======== THE INPUT

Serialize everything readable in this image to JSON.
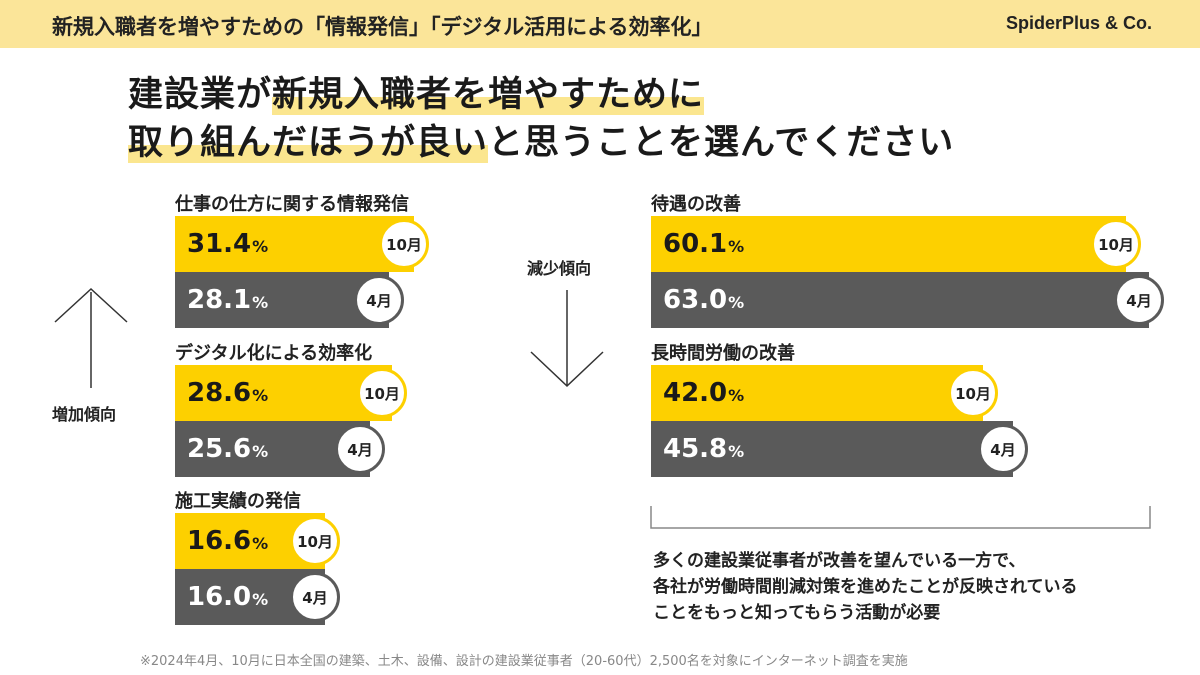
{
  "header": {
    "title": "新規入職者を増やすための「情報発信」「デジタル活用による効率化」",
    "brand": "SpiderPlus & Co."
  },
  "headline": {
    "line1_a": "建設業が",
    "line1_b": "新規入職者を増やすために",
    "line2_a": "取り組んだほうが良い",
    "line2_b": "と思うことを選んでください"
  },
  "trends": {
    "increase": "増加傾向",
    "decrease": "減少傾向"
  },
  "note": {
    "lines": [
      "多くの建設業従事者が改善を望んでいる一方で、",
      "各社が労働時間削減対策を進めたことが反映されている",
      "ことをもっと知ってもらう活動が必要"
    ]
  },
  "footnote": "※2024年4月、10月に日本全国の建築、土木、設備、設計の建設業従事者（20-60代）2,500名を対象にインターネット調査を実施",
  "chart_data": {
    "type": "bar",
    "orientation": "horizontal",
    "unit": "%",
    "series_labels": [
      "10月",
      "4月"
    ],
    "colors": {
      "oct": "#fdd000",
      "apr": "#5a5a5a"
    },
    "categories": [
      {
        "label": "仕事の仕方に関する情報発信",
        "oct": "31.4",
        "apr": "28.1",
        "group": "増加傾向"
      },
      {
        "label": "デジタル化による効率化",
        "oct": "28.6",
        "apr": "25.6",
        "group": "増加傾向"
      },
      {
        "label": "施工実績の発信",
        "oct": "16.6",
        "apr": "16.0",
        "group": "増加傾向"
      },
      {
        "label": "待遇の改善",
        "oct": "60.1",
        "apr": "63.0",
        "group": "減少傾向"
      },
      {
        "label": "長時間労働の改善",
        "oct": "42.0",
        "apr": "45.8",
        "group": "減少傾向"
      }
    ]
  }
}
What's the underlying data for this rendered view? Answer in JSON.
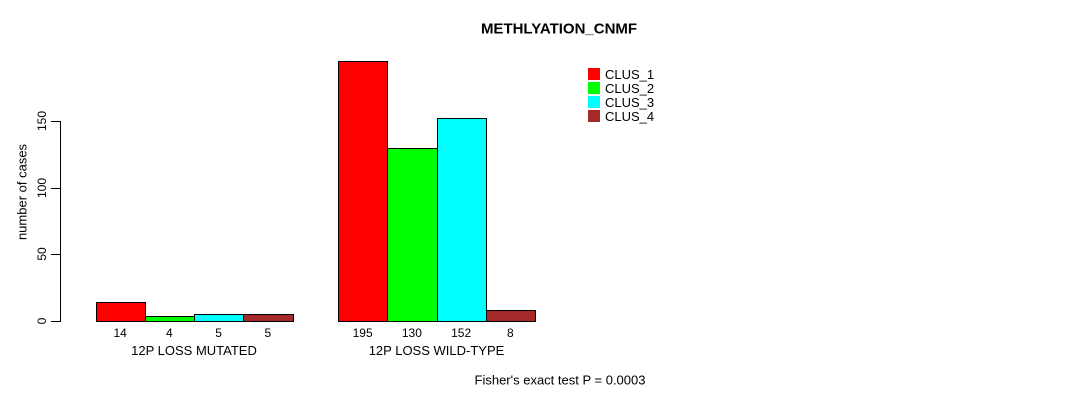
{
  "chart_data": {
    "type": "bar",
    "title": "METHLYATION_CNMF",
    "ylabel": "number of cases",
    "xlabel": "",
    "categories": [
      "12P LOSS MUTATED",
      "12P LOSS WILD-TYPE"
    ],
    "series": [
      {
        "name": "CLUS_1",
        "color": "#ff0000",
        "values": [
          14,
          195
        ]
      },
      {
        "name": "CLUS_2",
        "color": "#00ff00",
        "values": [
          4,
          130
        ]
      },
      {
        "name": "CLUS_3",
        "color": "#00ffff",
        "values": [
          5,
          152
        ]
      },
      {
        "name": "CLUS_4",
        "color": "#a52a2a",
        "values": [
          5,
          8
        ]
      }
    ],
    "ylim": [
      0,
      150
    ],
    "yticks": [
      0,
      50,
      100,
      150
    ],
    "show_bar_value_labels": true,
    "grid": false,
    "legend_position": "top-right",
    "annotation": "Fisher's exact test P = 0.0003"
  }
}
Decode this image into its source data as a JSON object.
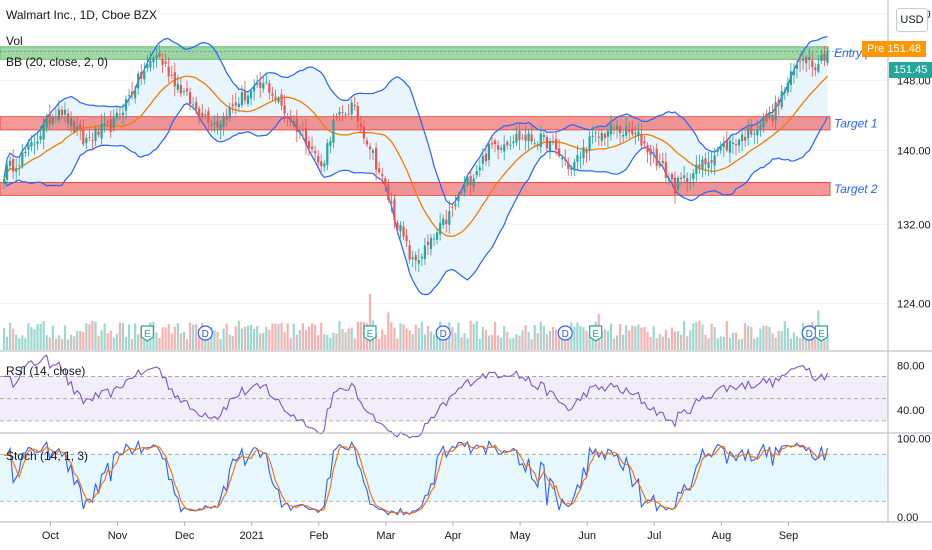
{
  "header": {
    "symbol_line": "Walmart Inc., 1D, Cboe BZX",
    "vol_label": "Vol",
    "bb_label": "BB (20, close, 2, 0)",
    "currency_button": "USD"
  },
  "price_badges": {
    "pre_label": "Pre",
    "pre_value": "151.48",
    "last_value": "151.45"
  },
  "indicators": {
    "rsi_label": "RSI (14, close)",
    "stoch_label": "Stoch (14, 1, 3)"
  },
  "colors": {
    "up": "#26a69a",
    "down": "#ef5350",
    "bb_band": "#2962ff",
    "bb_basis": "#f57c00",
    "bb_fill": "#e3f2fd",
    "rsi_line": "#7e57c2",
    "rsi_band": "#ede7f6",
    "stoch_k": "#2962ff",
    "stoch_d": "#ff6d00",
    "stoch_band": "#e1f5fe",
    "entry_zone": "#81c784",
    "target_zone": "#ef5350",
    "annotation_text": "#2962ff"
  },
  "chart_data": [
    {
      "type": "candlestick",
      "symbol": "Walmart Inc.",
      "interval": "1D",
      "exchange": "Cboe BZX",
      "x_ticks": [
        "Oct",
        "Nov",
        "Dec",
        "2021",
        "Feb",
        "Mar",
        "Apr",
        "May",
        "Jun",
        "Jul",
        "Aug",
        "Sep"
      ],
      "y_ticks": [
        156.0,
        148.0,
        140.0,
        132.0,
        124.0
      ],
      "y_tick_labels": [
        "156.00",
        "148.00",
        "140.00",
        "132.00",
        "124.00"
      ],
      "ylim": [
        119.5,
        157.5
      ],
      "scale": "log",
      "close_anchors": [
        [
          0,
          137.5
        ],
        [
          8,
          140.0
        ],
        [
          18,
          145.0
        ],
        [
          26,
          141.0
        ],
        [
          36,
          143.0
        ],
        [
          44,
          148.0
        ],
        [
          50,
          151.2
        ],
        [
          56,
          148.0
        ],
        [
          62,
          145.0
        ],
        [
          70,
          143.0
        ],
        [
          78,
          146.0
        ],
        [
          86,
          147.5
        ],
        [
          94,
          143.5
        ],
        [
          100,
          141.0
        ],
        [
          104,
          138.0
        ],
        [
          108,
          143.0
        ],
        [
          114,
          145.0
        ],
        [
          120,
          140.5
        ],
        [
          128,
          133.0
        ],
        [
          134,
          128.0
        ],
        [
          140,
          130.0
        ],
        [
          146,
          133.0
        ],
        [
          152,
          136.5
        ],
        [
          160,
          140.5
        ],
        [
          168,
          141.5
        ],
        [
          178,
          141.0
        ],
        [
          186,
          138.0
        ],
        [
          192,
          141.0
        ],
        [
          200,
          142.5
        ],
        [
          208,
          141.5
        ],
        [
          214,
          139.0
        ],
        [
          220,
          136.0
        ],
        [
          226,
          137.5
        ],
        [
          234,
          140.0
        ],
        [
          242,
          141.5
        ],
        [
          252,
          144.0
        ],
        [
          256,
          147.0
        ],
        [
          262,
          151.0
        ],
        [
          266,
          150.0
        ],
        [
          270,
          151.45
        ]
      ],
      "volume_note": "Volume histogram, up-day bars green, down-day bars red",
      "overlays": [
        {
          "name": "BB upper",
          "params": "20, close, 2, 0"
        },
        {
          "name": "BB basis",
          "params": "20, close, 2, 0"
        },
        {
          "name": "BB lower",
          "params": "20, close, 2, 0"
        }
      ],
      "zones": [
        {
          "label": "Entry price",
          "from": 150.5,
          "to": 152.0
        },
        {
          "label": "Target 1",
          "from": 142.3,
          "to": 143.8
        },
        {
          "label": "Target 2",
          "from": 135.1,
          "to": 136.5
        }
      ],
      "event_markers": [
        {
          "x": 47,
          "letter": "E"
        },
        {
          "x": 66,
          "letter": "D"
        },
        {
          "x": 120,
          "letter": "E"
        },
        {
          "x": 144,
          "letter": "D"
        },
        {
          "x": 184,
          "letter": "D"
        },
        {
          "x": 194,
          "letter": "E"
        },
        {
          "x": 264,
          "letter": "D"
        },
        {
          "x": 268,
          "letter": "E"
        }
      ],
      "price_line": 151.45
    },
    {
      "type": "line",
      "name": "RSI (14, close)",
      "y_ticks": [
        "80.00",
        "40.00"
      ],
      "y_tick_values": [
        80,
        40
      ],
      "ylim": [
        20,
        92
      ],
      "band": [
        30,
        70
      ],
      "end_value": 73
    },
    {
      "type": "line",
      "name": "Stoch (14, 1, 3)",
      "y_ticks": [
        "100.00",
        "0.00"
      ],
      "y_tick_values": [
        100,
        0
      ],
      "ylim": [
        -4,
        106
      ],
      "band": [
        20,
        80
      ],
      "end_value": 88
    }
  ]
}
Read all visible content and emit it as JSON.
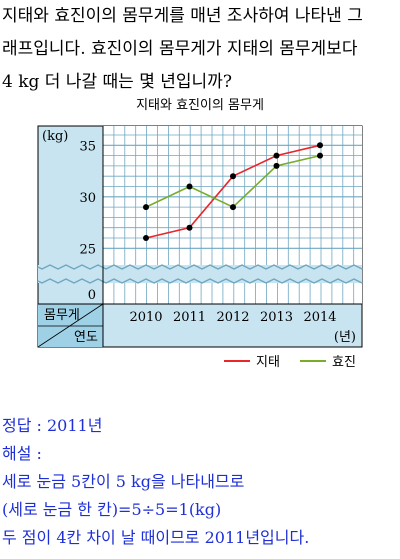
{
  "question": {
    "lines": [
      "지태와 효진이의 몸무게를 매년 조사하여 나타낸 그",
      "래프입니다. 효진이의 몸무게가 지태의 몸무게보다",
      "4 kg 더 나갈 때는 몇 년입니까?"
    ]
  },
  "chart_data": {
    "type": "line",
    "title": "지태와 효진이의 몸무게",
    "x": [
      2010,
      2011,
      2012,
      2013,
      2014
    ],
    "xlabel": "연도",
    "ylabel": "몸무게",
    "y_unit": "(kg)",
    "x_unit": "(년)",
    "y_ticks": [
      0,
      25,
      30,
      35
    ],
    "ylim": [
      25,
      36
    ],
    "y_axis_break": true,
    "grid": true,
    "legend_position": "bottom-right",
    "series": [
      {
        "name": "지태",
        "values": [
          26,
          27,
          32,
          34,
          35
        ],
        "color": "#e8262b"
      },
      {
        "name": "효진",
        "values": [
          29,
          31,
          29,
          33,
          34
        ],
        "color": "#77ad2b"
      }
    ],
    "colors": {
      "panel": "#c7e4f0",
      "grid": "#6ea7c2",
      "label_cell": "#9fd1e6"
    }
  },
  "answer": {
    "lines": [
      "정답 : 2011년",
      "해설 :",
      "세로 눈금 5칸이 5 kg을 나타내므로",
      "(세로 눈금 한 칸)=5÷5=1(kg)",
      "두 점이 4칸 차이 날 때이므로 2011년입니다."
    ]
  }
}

================

▶ SET PROBLEM
Copy every line from the entries that contains the word "JSON".

▶ CORRECT OUTPUT
Serialize everything readable in this image to JSON.
What's the underlying data for this rendered view? Answer in JSON.
Decode this image into its source data as a JSON object.
Read all visible content and emit it as JSON.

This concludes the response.